■ Exercise prompt
Below are the records; locate each line with the word "current" and copy it.

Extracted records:

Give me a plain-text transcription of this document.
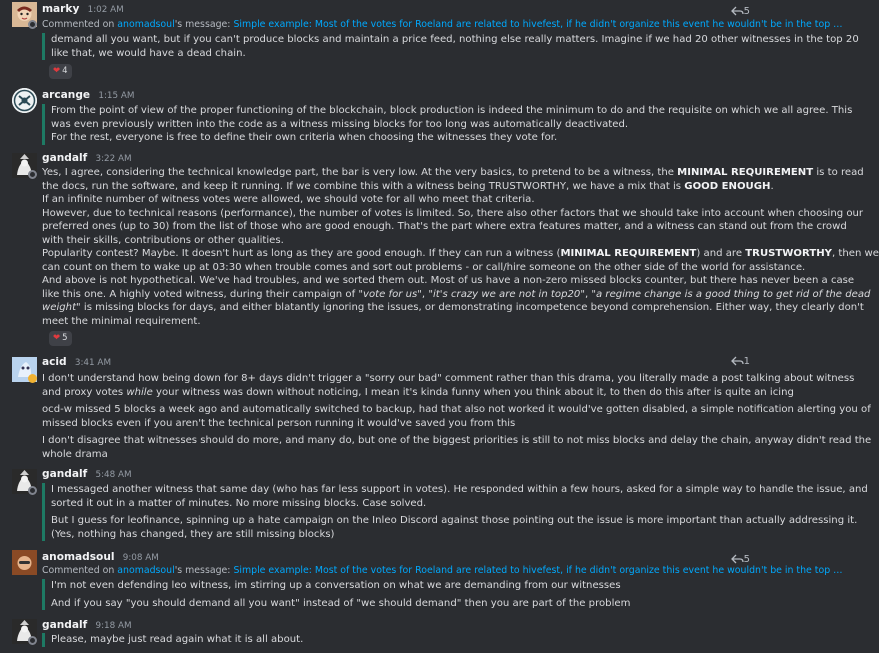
marky 1:02 AM
Commented on anomadsoul's message: Simple example: Most of the votes for Roeland are related to hivefest, if he didn't organize this event he wouldn't be in the top …
5
demand all you want, but if you can't produce blocks and maintain a price feed, nothing else really matters. Imagine if we had 20 other witnesses in the top 20
like that, we would have a dead chain.
❤ 4
arcange 1:15 AM
From the point of view of the proper functioning of the blockchain, block production is indeed the minimum to do and the requisite on which we all agree. This
was even previously written into the code as a witness missing blocks for too long was automatically deactivated.
For the rest, everyone is free to define their own criteria when choosing the witnesses they vote for.
gandalf 3:22 AM
Yes, I agree, considering the technical knowledge part, the bar is very low. At the very basics, to pretend to be a witness, the MINIMAL REQUIREMENT is to read
the docs, run the software, and keep it running. If we combine this with a witness being TRUSTWORTHY, we have a mix that is GOOD ENOUGH.
If an infinite number of witness votes were allowed, we should vote for all who meet that criteria.
However, due to technical reasons (performance), the number of votes is limited. So, there also other factors that we should take into account when choosing our
preferred ones (up to 30) from the list of those who are good enough. That's the part where extra features matter, and a witness can stand out from the crowd
with their skills, contributions or other qualities.
Popularity contest? Maybe. It doesn't hurt as long as they are good enough. If they can run a witness (MINIMAL REQUIREMENT) and are TRUSTWORTHY, then we
can count on them to wake up at 03:30 when trouble comes and sort out problems - or call/hire someone on the other side of the world for assistance.
And above is not hypothetical. We've had troubles, and we sorted them out. Most of us have a non-zero missed blocks counter, but there has never been a case
like this one. A highly voted witness, during their campaign of "vote for us", "it's crazy we are not in top20", "a regime change is a good thing to get rid of the dead
weight" is missing blocks for days, and either blatantly ignoring the issues, or demonstrating incompetence beyond comprehension. Either way, they clearly don't
meet the minimal requirement.
❤ 5
acid 3:41 AM	1
I don't understand how being down for 8+ days didn't trigger a "sorry our bad" comment rather than this drama, you literally made a post talking about witness
and proxy votes while your witness was down without noticing, I mean it's kinda funny when you think about it, to then do this after is quite an icing
ocd-w missed 5 blocks a week ago and automatically switched to backup, had that also not worked it would've gotten disabled, a simple notification alerting you of
missed blocks even if you aren't the technical person running it would've saved you from this
I don't disagree that witnesses should do more, and many do, but one of the biggest priorities is still to not miss blocks and delay the chain, anyway didn't read the
whole drama
gandalf 5:48 AM
I messaged another witness that same day (who has far less support in votes). He responded within a few hours, asked for a simple way to handle the issue, and
sorted it out in a matter of minutes. No more missing blocks. Case solved.
But I guess for leofinance, spinning up a hate campaign on the Inleo Discord against those pointing out the issue is more important than actually addressing it.
(Yes, nothing has changed, they are still missing blocks)
anomadsoul 9:08 AM	5
Commented on anomadsoul's message: Simple example: Most of the votes for Roeland are related to hivefest, if he didn't organize this event he wouldn't be in the top …
I'm not even defending leo witness, im stirring up a conversation on what we are demanding from our witnesses
And if you say "you should demand all you want" instead of "we should demand" then you are part of the problem
gandalf 9:18 AM
Please, maybe just read again what it is all about.
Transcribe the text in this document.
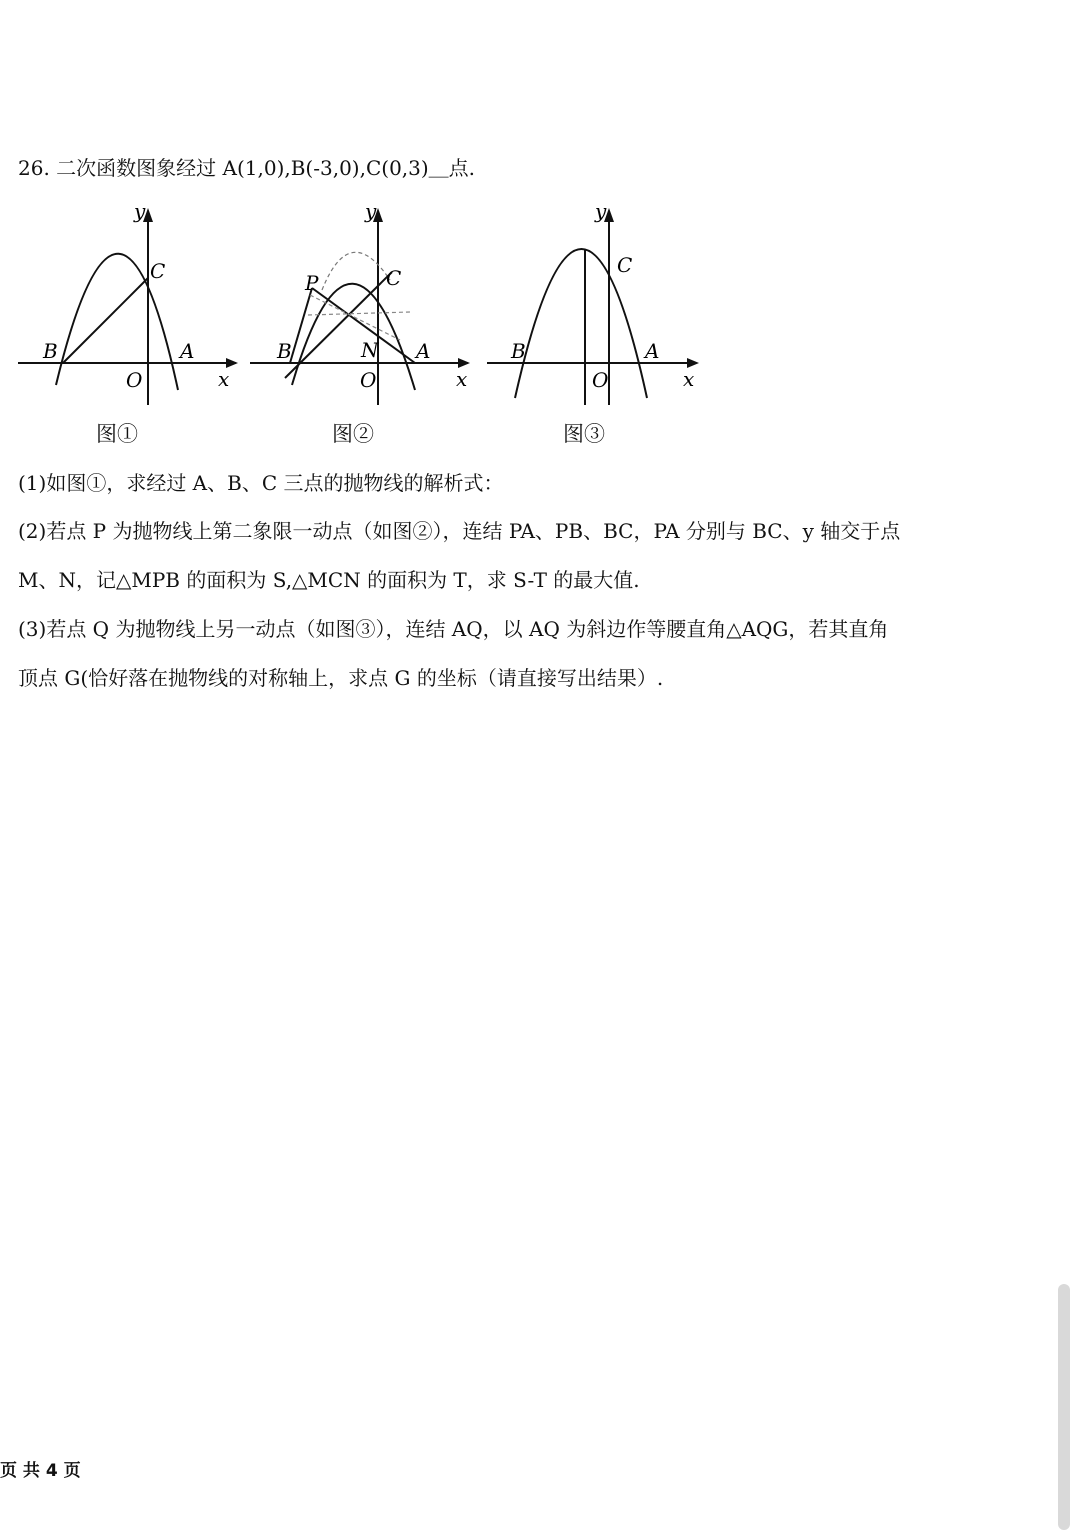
26. 二次函数图象经过 A(1,0),B(-3,0),C(0,3)＿点.
y
x
O
A
B
C
图①
y
x
O
A
B
C
P
N
图②
y
x
O
A
B
C
图③
(1)如图①，求经过 A、B、C 三点的抛物线的解析式：
(2)若点 P 为抛物线上第二象限一动点（如图②），连结 PA、PB、BC，PA 分别与 BC、y 轴交于点
M、N，记△MPB 的面积为 S,△MCN 的面积为 T，求 S-T 的最大值.
(3)若点 Q 为抛物线上另一动点（如图③），连结 AQ，以 AQ 为斜边作等腰直角△AQG，若其直角
顶点 G(恰好落在抛物线的对称轴上，求点 G 的坐标（请直接写出结果）.
页 共 4 页
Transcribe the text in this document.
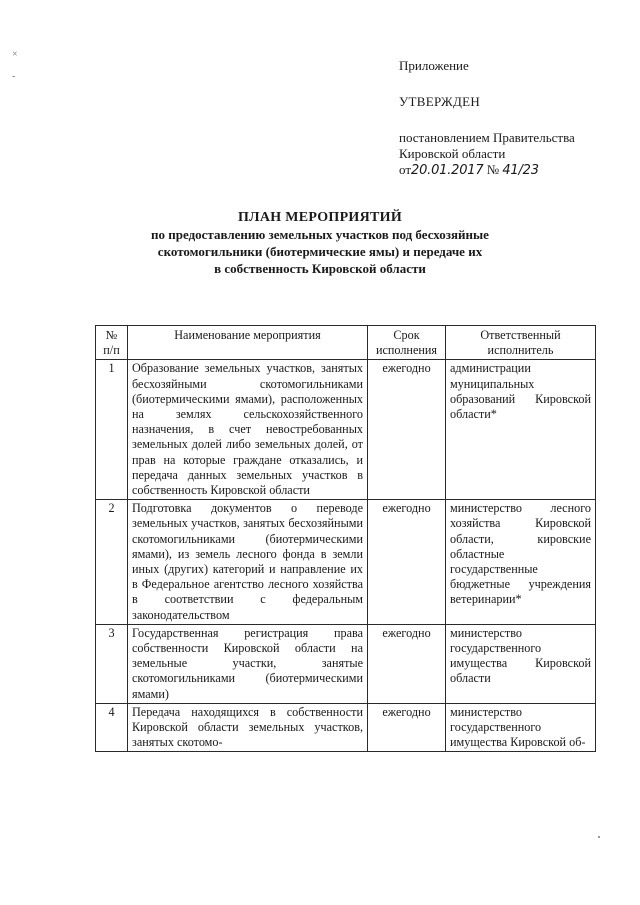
×
-

Приложение

УТВЕРЖДЕН

постановлением Правительства

Кировской области

от20.01.2017 № 41/23

ПЛАН МЕРОПРИЯТИЙ
по предоставлению земельных участков под бесхозяйные
скотомогильники (биотермические ямы) и передаче их
в собственность Кировской области
№ п/п	Наименование мероприятия	Срок исполнения	Ответственный исполнитель
1	Образование земельных участков, занятых бесхозяйными скотомогильниками (биотермическими ямами), расположенных на землях сельскохозяйственного назначения, в счет невостребованных земельных долей либо земельных долей, от прав на которые граждане отказались, и передача данных земельных участков в собственность Кировской области	ежегодно	администрации муниципальных образований Кировской области*
2	Подготовка документов о переводе земельных участков, занятых бесхозяйными скотомогильниками (биотермическими ямами), из земель лесного фонда в земли иных (других) категорий и направление их в Федеральное агентство лесного хозяйства в соответствии с федеральным законодательством	ежегодно	министерство лесного хозяйства Кировской области, кировские областные государственные бюджетные учреждения ветеринарии*
3	Государственная регистрация права собственности Кировской области на земельные участки, занятые скотомогильниками (биотермическими ямами)	ежегодно	министерство государственного имущества Кировской области
4	Передача находящихся в собственности Кировской области земельных участков, занятых скотомо-	ежегодно	министерство государственного имущества Кировской об-
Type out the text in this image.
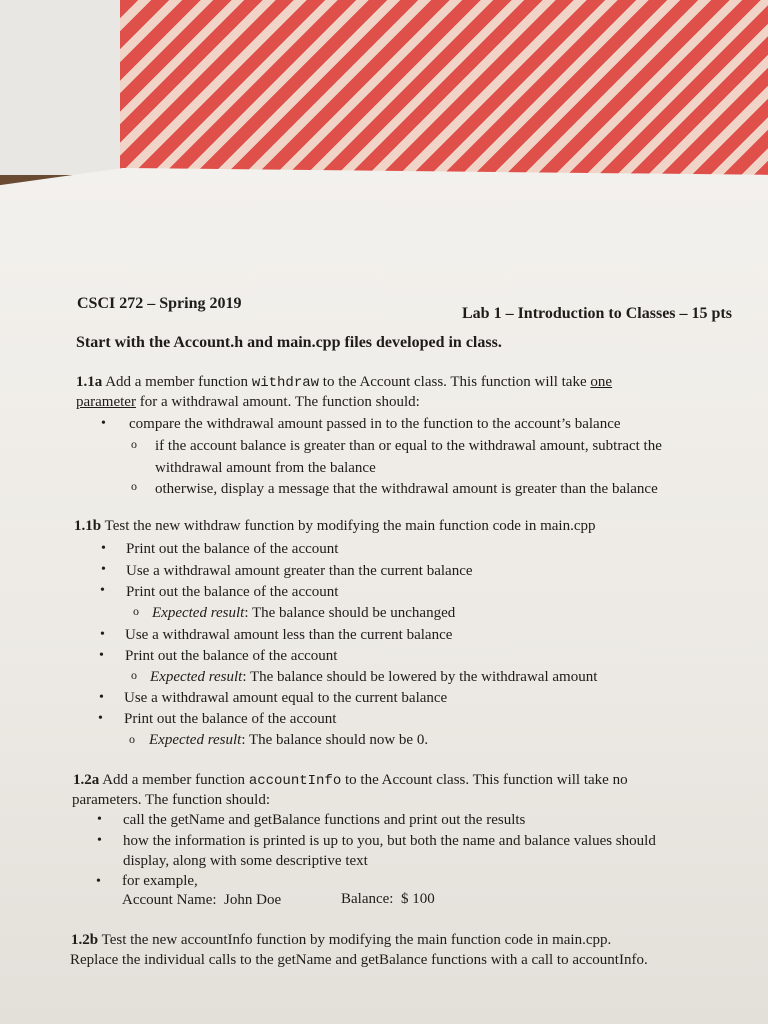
CSCI 272 – Spring 2019
Lab 1 – Introduction to Classes – 15 pts
Start with the Account.h and main.cpp files developed in class.
1.1a Add a member function withdraw to the Account class. This function will take one
parameter for a withdrawal amount. The function should:
• compare the withdrawal amount passed in to the function to the account’s balance
o if the account balance is greater than or equal to the withdrawal amount, subtract the
withdrawal amount from the balance
o otherwise, display a message that the withdrawal amount is greater than the balance
1.1b Test the new withdraw function by modifying the main function code in main.cpp
• Print out the balance of the account
• Use a withdrawal amount greater than the current balance
• Print out the balance of the account
o Expected result: The balance should be unchanged
• Use a withdrawal amount less than the current balance
• Print out the balance of the account
o Expected result: The balance should be lowered by the withdrawal amount
• Use a withdrawal amount equal to the current balance
• Print out the balance of the account
o Expected result: The balance should now be 0.
1.2a Add a member function accountInfo to the Account class. This function will take no
parameters. The function should:
• call the getName and getBalance functions and print out the results
• how the information is printed is up to you, but both the name and balance values should
display, along with some descriptive text
• for example,
Account Name:  John Doe	Balance:  $ 100
1.2b Test the new accountInfo function by modifying the main function code in main.cpp.
Replace the individual calls to the getName and getBalance functions with a call to accountInfo.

■ Complete answer
• Use a withdrawal amount greater than the current balance
• Use a withdrawal amount less than the current balance
• Use a withdrawal amount equal to the current balance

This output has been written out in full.